Stated problem
Of the lines in the listing below, how many hold "text"? Answer with the number only.
_ _ _
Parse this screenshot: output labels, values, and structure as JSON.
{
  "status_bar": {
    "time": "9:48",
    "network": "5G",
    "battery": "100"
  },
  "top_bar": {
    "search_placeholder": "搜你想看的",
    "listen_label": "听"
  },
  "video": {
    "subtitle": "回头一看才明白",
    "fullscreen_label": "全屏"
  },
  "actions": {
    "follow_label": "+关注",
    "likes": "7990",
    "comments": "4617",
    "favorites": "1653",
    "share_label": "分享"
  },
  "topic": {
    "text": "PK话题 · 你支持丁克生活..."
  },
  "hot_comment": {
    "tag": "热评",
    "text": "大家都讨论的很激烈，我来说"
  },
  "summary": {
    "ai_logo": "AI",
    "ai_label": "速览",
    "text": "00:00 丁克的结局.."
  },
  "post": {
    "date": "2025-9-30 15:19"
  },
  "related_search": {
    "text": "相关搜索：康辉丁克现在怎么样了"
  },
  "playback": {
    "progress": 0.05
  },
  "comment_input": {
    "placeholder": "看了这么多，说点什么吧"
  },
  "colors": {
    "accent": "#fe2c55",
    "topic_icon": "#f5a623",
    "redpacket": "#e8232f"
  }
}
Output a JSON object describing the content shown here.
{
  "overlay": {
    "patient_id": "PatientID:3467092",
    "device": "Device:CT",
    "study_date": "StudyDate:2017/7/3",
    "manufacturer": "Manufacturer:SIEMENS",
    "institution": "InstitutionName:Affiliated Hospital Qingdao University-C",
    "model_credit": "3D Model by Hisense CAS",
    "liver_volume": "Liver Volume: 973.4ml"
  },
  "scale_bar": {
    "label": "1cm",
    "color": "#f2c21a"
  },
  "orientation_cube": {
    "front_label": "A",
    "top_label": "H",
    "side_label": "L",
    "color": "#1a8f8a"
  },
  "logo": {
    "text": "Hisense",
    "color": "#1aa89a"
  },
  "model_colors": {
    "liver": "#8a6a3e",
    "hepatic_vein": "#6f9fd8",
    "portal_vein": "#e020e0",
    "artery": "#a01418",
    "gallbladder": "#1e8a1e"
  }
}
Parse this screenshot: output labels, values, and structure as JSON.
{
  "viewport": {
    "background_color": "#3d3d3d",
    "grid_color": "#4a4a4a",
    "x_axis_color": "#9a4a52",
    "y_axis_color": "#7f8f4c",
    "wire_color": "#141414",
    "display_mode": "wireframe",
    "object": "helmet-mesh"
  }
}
_ _ _
Right answer
5